> [Objective] Transcribe the records that follow. Keep every word exactly, and drop the pictures.

— Start —

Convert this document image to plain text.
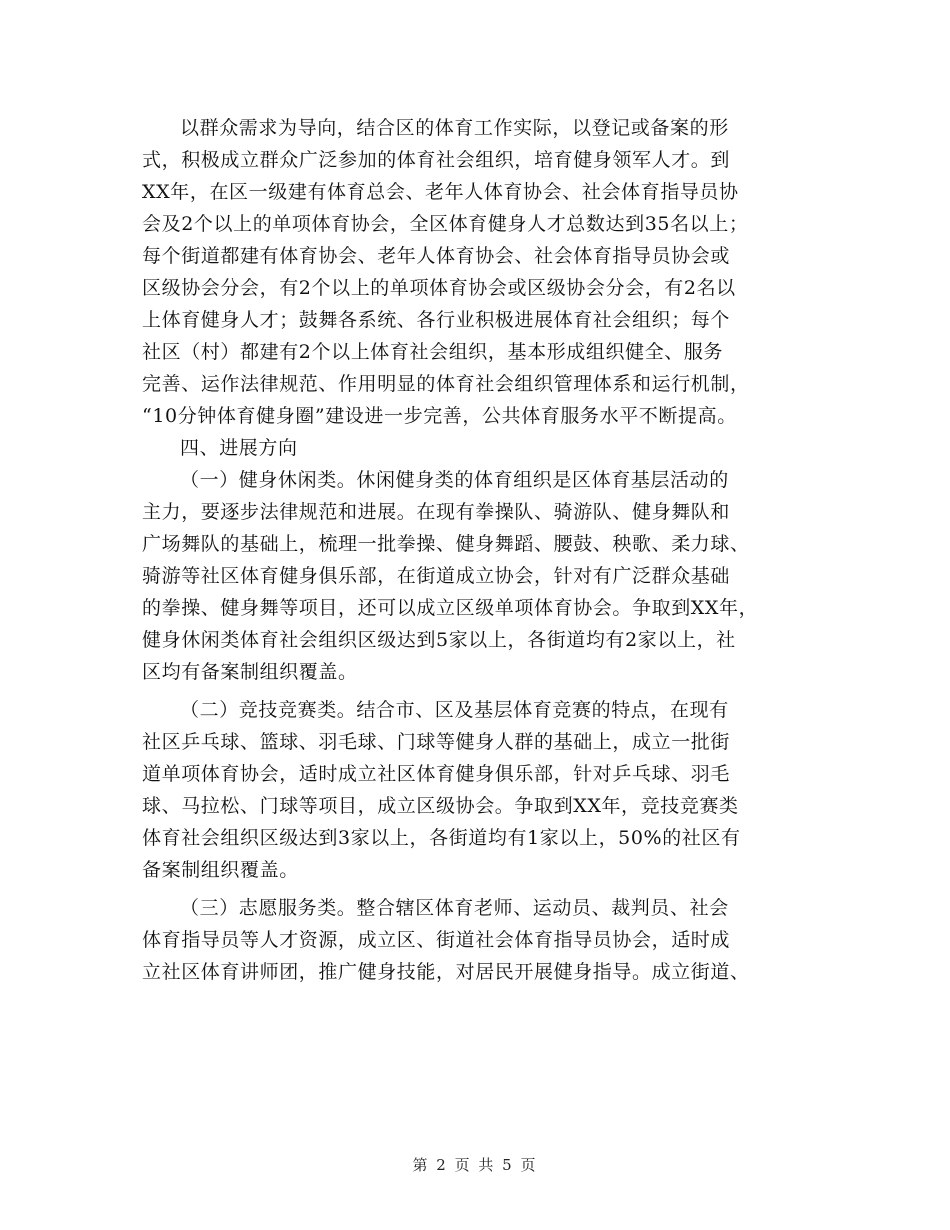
以群众需求为导向，结合区的体育工作实际，以登记或备案的形
式，积极成立群众广泛参加的体育社会组织，培育健身领军人才。到
XX年，在区一级建有体育总会、老年人体育协会、社会体育指导员协
会及2个以上的单项体育协会，全区体育健身人才总数达到35名以上；
每个街道都建有体育协会、老年人体育协会、社会体育指导员协会或
区级协会分会，有2个以上的单项体育协会或区级协会分会，有2名以
上体育健身人才；鼓舞各系统、各行业积极进展体育社会组织；每个
社区（村）都建有2个以上体育社会组织，基本形成组织健全、服务
完善、运作法律规范、作用明显的体育社会组织管理体系和运行机制，
“10分钟体育健身圈”建设进一步完善，公共体育服务水平不断提高。
四、进展方向
（一）健身休闲类。休闲健身类的体育组织是区体育基层活动的
主力，要逐步法律规范和进展。在现有拳操队、骑游队、健身舞队和
广场舞队的基础上，梳理一批拳操、健身舞蹈、腰鼓、秧歌、柔力球、
骑游等社区体育健身俱乐部，在街道成立协会，针对有广泛群众基础
的拳操、健身舞等项目，还可以成立区级单项体育协会。争取到XX年，
健身休闲类体育社会组织区级达到5家以上，各街道均有2家以上，社
区均有备案制组织覆盖。
（二）竞技竞赛类。结合市、区及基层体育竞赛的特点，在现有
社区乒乓球、篮球、羽毛球、门球等健身人群的基础上，成立一批街
道单项体育协会，适时成立社区体育健身俱乐部，针对乒乓球、羽毛
球、马拉松、门球等项目，成立区级协会。争取到XX年，竞技竞赛类
体育社会组织区级达到3家以上，各街道均有1家以上，50%的社区有
备案制组织覆盖。
（三）志愿服务类。整合辖区体育老师、运动员、裁判员、社会
体育指导员等人才资源，成立区、街道社会体育指导员协会，适时成
立社区体育讲师团，推广健身技能，对居民开展健身指导。成立街道、
第 2 页 共 5 页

— End —

> [Exercise answer]
Convert this document image to plain text.
以群众需求为导向，结合区的体育工作实际，以登记或备案的形
式，积极成立群众广泛参加的体育社会组织，培育健身领军人才。到
XX年，在区一级建有体育总会、老年人体育协会、社会体育指导员协
会及2个以上的单项体育协会，全区体育健身人才总数达到35名以上；
每个街道都建有体育协会、老年人体育协会、社会体育指导员协会或
区级协会分会，有2个以上的单项体育协会或区级协会分会，有2名以
上体育健身人才；鼓舞各系统、各行业积极进展体育社会组织；每个
社区（村）都建有2个以上体育社会组织，基本形成组织健全、服务
完善、运作法律规范、作用明显的体育社会组织管理体系和运行机制，
“10分钟体育健身圈”建设进一步完善，公共体育服务水平不断提高。
四、进展方向
（一）健身休闲类。休闲健身类的体育组织是区体育基层活动的
主力，要逐步法律规范和进展。在现有拳操队、骑游队、健身舞队和
广场舞队的基础上，梳理一批拳操、健身舞蹈、腰鼓、秧歌、柔力球、
骑游等社区体育健身俱乐部，在街道成立协会，针对有广泛群众基础
的拳操、健身舞等项目，还可以成立区级单项体育协会。争取到XX年，
健身休闲类体育社会组织区级达到5家以上，各街道均有2家以上，社
区均有备案制组织覆盖。
（二）竞技竞赛类。结合市、区及基层体育竞赛的特点，在现有
社区乒乓球、篮球、羽毛球、门球等健身人群的基础上，成立一批街
道单项体育协会，适时成立社区体育健身俱乐部，针对乒乓球、羽毛
球、马拉松、门球等项目，成立区级协会。争取到XX年，竞技竞赛类
体育社会组织区级达到3家以上，各街道均有1家以上，50%的社区有
备案制组织覆盖。
（三）志愿服务类。整合辖区体育老师、运动员、裁判员、社会
体育指导员等人才资源，成立区、街道社会体育指导员协会，适时成
立社区体育讲师团，推广健身技能，对居民开展健身指导。成立街道、
第 2 页 共 5 页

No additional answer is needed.